What this task involves: Below is a set of records; print all of them exactly as written.

---- Dataset records

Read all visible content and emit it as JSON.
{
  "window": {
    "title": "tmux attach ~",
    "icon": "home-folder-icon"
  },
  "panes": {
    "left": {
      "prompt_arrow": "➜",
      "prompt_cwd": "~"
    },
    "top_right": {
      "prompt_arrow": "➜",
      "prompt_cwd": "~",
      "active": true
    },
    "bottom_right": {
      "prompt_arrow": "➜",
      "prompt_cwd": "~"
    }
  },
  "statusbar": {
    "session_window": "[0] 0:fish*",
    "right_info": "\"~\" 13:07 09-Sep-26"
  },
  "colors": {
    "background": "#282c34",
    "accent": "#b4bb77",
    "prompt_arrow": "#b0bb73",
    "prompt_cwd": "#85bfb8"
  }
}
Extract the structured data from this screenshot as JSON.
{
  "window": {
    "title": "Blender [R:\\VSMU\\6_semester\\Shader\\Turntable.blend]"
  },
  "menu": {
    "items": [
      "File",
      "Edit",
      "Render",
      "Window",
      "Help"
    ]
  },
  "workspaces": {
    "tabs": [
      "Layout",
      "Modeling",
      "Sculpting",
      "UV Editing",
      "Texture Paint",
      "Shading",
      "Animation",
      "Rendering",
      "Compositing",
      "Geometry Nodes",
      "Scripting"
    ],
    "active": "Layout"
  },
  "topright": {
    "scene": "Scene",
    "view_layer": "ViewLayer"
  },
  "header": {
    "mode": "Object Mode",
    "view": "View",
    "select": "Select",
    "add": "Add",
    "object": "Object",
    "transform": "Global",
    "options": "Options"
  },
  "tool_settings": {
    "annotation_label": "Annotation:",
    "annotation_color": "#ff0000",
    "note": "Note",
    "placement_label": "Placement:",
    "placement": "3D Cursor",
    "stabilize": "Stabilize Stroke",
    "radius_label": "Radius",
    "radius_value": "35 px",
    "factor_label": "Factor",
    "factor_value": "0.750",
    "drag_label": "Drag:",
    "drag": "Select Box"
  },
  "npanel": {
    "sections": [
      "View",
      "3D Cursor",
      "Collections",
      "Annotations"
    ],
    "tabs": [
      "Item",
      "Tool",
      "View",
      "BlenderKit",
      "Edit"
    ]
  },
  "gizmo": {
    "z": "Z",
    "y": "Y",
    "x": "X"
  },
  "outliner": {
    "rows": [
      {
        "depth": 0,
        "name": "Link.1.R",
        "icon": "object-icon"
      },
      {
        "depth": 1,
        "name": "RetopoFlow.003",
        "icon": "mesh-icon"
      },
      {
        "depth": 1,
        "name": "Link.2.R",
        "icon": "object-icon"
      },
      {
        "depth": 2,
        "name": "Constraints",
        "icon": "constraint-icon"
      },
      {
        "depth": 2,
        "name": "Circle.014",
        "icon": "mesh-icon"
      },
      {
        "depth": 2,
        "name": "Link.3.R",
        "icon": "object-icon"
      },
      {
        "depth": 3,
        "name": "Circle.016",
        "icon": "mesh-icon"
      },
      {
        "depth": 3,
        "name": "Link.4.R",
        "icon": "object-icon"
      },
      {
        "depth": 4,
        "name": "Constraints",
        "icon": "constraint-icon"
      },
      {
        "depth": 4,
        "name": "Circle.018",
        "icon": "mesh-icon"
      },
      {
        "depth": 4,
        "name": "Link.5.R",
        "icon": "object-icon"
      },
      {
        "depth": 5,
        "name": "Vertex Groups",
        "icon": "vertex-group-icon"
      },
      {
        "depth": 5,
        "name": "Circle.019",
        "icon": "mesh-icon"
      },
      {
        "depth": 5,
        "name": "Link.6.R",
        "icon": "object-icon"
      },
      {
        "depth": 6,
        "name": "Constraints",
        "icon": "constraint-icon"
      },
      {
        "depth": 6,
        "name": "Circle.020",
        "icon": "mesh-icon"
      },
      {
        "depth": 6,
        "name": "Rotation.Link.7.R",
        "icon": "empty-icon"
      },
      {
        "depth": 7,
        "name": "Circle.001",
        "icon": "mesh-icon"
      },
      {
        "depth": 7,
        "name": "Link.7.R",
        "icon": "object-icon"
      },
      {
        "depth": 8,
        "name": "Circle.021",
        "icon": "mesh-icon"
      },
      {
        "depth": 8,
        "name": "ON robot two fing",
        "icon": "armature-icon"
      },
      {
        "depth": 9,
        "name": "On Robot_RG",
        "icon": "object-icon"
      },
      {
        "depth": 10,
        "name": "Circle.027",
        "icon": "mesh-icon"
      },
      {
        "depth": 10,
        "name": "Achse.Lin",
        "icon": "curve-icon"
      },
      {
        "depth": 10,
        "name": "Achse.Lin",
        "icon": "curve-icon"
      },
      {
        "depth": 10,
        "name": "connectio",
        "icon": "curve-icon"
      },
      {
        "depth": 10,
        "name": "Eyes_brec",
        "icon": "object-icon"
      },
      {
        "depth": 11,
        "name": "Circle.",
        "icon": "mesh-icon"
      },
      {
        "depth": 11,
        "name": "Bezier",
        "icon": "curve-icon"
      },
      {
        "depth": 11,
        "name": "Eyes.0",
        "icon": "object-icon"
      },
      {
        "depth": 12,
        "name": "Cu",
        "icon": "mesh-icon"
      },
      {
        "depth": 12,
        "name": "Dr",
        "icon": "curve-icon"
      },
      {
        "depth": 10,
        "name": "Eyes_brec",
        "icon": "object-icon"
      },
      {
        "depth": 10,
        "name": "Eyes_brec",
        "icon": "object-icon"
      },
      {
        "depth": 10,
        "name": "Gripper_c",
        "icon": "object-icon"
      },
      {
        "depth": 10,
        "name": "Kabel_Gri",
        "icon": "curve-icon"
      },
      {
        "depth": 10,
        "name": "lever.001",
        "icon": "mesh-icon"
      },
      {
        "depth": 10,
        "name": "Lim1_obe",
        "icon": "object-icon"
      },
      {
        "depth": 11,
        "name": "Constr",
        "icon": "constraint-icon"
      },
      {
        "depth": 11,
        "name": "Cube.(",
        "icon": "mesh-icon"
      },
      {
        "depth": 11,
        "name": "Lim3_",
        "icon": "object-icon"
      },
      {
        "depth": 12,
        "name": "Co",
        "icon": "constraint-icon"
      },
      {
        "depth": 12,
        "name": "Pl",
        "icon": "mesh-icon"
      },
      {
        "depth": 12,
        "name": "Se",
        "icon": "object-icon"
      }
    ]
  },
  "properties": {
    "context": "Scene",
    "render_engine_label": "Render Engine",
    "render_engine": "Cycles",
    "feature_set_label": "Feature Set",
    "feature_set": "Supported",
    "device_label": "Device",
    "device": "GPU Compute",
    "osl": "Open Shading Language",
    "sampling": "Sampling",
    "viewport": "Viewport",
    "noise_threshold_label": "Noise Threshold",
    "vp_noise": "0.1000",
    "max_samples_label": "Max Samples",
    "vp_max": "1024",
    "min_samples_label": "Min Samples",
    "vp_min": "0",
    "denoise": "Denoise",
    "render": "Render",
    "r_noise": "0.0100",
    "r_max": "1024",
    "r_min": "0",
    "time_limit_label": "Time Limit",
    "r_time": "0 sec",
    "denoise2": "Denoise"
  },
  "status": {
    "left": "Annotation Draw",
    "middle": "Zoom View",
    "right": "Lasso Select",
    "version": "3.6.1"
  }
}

--------

Full output:
Read all visible content and emit it as JSON.
{
  "window": {
    "title": "tmux attach ~",
    "icon": "home-folder-icon"
  },
  "panes": {
    "left": {
      "prompt_arrow": "➜",
      "prompt_cwd": "~"
    },
    "top_right": {
      "prompt_arrow": "➜",
      "prompt_cwd": "~",
      "active": true
    },
    "bottom_right": {
      "prompt_arrow": "➜",
      "prompt_cwd": "~"
    }
  },
  "statusbar": {
    "session_window": "[0] 0:fish*",
    "right_info": "\"~\" 13:07 09-Sep-26"
  },
  "colors": {
    "background": "#282c34",
    "accent": "#b4bb77",
    "prompt_arrow": "#b0bb73",
    "prompt_cwd": "#85bfb8"
  }
}
Extract the structured data from this screenshot as JSON.
{
  "window": {
    "title": "Blender [R:\\VSMU\\6_semester\\Shader\\Turntable.blend]"
  },
  "menu": {
    "items": [
      "File",
      "Edit",
      "Render",
      "Window",
      "Help"
    ]
  },
  "workspaces": {
    "tabs": [
      "Layout",
      "Modeling",
      "Sculpting",
      "UV Editing",
      "Texture Paint",
      "Shading",
      "Animation",
      "Rendering",
      "Compositing",
      "Geometry Nodes",
      "Scripting"
    ],
    "active": "Layout"
  },
  "topright": {
    "scene": "Scene",
    "view_layer": "ViewLayer"
  },
  "header": {
    "mode": "Object Mode",
    "view": "View",
    "select": "Select",
    "add": "Add",
    "object": "Object",
    "transform": "Global",
    "options": "Options"
  },
  "tool_settings": {
    "annotation_label": "Annotation:",
    "annotation_color": "#ff0000",
    "note": "Note",
    "placement_label": "Placement:",
    "placement": "3D Cursor",
    "stabilize": "Stabilize Stroke",
    "radius_label": "Radius",
    "radius_value": "35 px",
    "factor_label": "Factor",
    "factor_value": "0.750",
    "drag_label": "Drag:",
    "drag": "Select Box"
  },
  "npanel": {
    "sections": [
      "View",
      "3D Cursor",
      "Collections",
      "Annotations"
    ],
    "tabs": [
      "Item",
      "Tool",
      "View",
      "BlenderKit",
      "Edit"
    ]
  },
  "gizmo": {
    "z": "Z",
    "y": "Y",
    "x": "X"
  },
  "outliner": {
    "rows": [
      {
        "depth": 0,
        "name": "Link.1.R",
        "icon": "object-icon"
      },
      {
        "depth": 1,
        "name": "RetopoFlow.003",
        "icon": "mesh-icon"
      },
      {
        "depth": 1,
        "name": "Link.2.R",
        "icon": "object-icon"
      },
      {
        "depth": 2,
        "name": "Constraints",
        "icon": "constraint-icon"
      },
      {
        "depth": 2,
        "name": "Circle.014",
        "icon": "mesh-icon"
      },
      {
        "depth": 2,
        "name": "Link.3.R",
        "icon": "object-icon"
      },
      {
        "depth": 3,
        "name": "Circle.016",
        "icon": "mesh-icon"
      },
      {
        "depth": 3,
        "name": "Link.4.R",
        "icon": "object-icon"
      },
      {
        "depth": 4,
        "name": "Constraints",
        "icon": "constraint-icon"
      },
      {
        "depth": 4,
        "name": "Circle.018",
        "icon": "mesh-icon"
      },
      {
        "depth": 4,
        "name": "Link.5.R",
        "icon": "object-icon"
      },
      {
        "depth": 5,
        "name": "Vertex Groups",
        "icon": "vertex-group-icon"
      },
      {
        "depth": 5,
        "name": "Circle.019",
        "icon": "mesh-icon"
      },
      {
        "depth": 5,
        "name": "Link.6.R",
        "icon": "object-icon"
      },
      {
        "depth": 6,
        "name": "Constraints",
        "icon": "constraint-icon"
      },
      {
        "depth": 6,
        "name": "Circle.020",
        "icon": "mesh-icon"
      },
      {
        "depth": 6,
        "name": "Rotation.Link.7.R",
        "icon": "empty-icon"
      },
      {
        "depth": 7,
        "name": "Circle.001",
        "icon": "mesh-icon"
      },
      {
        "depth": 7,
        "name": "Link.7.R",
        "icon": "object-icon"
      },
      {
        "depth": 8,
        "name": "Circle.021",
        "icon": "mesh-icon"
      },
      {
        "depth": 8,
        "name": "ON robot two fing",
        "icon": "armature-icon"
      },
      {
        "depth": 9,
        "name": "On Robot_RG",
        "icon": "object-icon"
      },
      {
        "depth": 10,
        "name": "Circle.027",
        "icon": "mesh-icon"
      },
      {
        "depth": 10,
        "name": "Achse.Lin",
        "icon": "curve-icon"
      },
      {
        "depth": 10,
        "name": "Achse.Lin",
        "icon": "curve-icon"
      },
      {
        "depth": 10,
        "name": "connectio",
        "icon": "curve-icon"
      },
      {
        "depth": 10,
        "name": "Eyes_brec",
        "icon": "object-icon"
      },
      {
        "depth": 11,
        "name": "Circle.",
        "icon": "mesh-icon"
      },
      {
        "depth": 11,
        "name": "Bezier",
        "icon": "curve-icon"
      },
      {
        "depth": 11,
        "name": "Eyes.0",
        "icon": "object-icon"
      },
      {
        "depth": 12,
        "name": "Cu",
        "icon": "mesh-icon"
      },
      {
        "depth": 12,
        "name": "Dr",
        "icon": "curve-icon"
      },
      {
        "depth": 10,
        "name": "Eyes_brec",
        "icon": "object-icon"
      },
      {
        "depth": 10,
        "name": "Eyes_brec",
        "icon": "object-icon"
      },
      {
        "depth": 10,
        "name": "Gripper_c",
        "icon": "object-icon"
      },
      {
        "depth": 10,
        "name": "Kabel_Gri",
        "icon": "curve-icon"
      },
      {
        "depth": 10,
        "name": "lever.001",
        "icon": "mesh-icon"
      },
      {
        "depth": 10,
        "name": "Lim1_obe",
        "icon": "object-icon"
      },
      {
        "depth": 11,
        "name": "Constr",
        "icon": "constraint-icon"
      },
      {
        "depth": 11,
        "name": "Cube.(",
        "icon": "mesh-icon"
      },
      {
        "depth": 11,
        "name": "Lim3_",
        "icon": "object-icon"
      },
      {
        "depth": 12,
        "name": "Co",
        "icon": "constraint-icon"
      },
      {
        "depth": 12,
        "name": "Pl",
        "icon": "mesh-icon"
      },
      {
        "depth": 12,
        "name": "Se",
        "icon": "object-icon"
      }
    ]
  },
  "properties": {
    "context": "Scene",
    "render_engine_label": "Render Engine",
    "render_engine": "Cycles",
    "feature_set_label": "Feature Set",
    "feature_set": "Supported",
    "device_label": "Device",
    "device": "GPU Compute",
    "osl": "Open Shading Language",
    "sampling": "Sampling",
    "viewport": "Viewport",
    "noise_threshold_label": "Noise Threshold",
    "vp_noise": "0.1000",
    "max_samples_label": "Max Samples",
    "vp_max": "1024",
    "min_samples_label": "Min Samples",
    "vp_min": "0",
    "denoise": "Denoise",
    "render": "Render",
    "r_noise": "0.0100",
    "r_max": "1024",
    "r_min": "0",
    "time_limit_label": "Time Limit",
    "r_time": "0 sec",
    "denoise2": "Denoise"
  },
  "status": {
    "left": "Annotation Draw",
    "middle": "Zoom View",
    "right": "Lasso Select",
    "version": "3.6.1"
  }
}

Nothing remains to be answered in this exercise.